## DOCUMENT EXTRACT
★ ★ ★

I forgot, what was Arnold’s fake job. Should have been for a newspaper or something clearly.

toggle
Nov 7, 2005

checkplease posted:

Koyaanisqatsi: this was on my list for a while and I’m glad I finally watched it. This zero dialogue all score and video is really neat and doesn’t feel like some cheap art house project. I just wish I could watch this in a theater and fully immerse myself in all the images and big score. The Phillip Glass score is fantastic of course and you can see why people use it all the time. And the cinematography is its equal easily with the beautiful nature shots, time lapse of cities and people, and finally that sad exploding rocket.

My favorite part might be “the Grid” section with all the hustle of the human life as it’s just so intense and electrifying.

Guess I should check out the rest of the trilogy now.

If you want to watch something very similar and a bit more recent, you could check out Awaken by Tom Lowe. It's along the same lines, although most of the imagery isn't that interconnected, but the visuals are incredible. I have no idea how they did some shots, and the fly overs of Dubai are outstanding. It has Liv Tyler narrating some real naval gazing dialogue as well. But it's very much worth a watch.

★ ★ ★

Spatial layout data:
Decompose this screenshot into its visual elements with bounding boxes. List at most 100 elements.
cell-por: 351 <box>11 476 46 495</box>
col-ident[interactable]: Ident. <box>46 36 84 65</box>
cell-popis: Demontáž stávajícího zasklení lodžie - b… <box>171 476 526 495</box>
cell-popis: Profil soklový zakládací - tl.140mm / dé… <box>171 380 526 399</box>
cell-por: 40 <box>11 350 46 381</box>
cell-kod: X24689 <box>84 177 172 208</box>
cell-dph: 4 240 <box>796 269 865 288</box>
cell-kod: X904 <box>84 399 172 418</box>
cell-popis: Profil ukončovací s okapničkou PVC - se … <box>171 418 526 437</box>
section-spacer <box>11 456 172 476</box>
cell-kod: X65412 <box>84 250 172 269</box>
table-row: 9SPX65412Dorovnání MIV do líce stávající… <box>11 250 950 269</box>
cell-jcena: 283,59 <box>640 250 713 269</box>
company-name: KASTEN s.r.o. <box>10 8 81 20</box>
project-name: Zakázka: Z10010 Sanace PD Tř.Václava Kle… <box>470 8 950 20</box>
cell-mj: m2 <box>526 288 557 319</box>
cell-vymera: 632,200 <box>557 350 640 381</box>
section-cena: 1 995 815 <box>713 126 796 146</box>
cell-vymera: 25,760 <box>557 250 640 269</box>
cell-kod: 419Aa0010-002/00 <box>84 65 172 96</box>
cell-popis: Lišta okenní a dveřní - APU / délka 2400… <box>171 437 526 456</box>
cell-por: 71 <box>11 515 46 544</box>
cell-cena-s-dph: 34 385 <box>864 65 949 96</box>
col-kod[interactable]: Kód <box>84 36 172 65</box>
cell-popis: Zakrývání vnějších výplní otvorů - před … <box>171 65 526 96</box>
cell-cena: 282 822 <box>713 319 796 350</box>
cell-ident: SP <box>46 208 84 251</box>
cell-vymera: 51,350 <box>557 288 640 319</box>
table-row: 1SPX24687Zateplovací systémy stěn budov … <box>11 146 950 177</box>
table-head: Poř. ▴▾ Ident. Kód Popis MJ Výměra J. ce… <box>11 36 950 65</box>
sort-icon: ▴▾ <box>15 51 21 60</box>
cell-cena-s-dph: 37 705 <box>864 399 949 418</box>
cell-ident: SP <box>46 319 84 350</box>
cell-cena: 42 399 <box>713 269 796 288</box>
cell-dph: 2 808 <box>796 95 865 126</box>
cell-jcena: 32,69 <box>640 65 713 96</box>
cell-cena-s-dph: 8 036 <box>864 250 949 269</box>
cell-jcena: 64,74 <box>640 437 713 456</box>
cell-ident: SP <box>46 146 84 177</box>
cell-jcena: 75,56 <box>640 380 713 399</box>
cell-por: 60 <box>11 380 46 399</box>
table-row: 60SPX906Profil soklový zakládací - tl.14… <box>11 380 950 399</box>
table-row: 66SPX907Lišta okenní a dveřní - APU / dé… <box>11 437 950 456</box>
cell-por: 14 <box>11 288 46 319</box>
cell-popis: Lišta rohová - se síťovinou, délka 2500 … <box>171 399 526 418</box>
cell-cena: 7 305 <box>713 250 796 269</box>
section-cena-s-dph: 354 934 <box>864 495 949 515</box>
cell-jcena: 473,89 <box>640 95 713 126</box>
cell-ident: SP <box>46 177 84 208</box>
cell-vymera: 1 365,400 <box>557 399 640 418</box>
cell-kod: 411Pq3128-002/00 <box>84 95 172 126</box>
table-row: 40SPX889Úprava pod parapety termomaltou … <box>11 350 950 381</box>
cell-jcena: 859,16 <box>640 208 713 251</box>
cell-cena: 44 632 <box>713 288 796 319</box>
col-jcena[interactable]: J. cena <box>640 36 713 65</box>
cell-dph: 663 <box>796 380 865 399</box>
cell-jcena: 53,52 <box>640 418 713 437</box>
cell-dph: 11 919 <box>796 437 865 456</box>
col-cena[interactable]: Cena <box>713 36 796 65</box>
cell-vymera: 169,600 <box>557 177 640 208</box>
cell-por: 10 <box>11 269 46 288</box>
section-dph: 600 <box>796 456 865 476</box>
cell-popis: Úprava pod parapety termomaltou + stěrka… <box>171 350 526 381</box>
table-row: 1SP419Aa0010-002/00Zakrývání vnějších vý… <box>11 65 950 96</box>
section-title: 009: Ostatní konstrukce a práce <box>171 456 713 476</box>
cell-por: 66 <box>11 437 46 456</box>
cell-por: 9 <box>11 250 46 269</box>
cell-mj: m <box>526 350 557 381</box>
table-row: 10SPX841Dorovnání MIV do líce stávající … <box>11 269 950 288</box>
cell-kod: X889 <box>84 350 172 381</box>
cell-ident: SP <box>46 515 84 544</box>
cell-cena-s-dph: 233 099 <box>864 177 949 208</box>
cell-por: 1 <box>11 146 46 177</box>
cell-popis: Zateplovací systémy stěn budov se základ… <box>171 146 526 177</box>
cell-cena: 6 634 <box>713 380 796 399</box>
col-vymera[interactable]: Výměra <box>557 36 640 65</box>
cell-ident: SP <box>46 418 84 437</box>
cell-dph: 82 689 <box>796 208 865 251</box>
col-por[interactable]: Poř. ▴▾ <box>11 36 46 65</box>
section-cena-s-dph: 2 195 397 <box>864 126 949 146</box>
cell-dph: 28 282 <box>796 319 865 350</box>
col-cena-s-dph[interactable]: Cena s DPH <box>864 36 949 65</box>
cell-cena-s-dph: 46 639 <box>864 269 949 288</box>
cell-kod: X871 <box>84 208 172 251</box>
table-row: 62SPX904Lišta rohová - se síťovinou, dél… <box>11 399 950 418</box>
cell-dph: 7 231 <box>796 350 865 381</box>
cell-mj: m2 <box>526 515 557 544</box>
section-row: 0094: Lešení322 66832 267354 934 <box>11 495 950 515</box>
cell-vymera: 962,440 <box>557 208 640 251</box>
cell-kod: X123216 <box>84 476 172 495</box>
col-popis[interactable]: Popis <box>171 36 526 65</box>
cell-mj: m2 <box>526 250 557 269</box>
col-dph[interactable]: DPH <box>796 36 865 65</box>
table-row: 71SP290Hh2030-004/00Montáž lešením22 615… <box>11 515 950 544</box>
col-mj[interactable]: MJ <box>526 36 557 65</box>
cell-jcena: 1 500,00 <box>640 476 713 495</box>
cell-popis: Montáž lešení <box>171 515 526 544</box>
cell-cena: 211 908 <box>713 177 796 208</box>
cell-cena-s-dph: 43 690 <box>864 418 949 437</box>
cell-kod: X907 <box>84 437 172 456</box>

★ ★ ★

## WHAT YOU NEED TO DO
[A] In the forum post, who narrates Awaken?
[B] Substitute "Tokyo" for "Dubai" in the forum post, from "My favorite part" up to and including "worth a watch.", and give that part again.

## SOLVED TASKS
[A] Liv Tyler

[B]
My favorite part might be “the Grid” section with all the hustle of the human life as it’s just so intense and electrifying.

Guess I should check out the rest of the trilogy now.

If you want to watch something very similar and a bit more recent, you could check out Awaken by Tom Lowe. It's along the same lines, although most of the imagery isn't that interconnected, but the visuals are incredible. I have no idea how they did some shots, and the fly overs of Tokyo are outstanding. It has Liv Tyler narrating some real naval gazing dialogue as well. But it's very much worth a watch.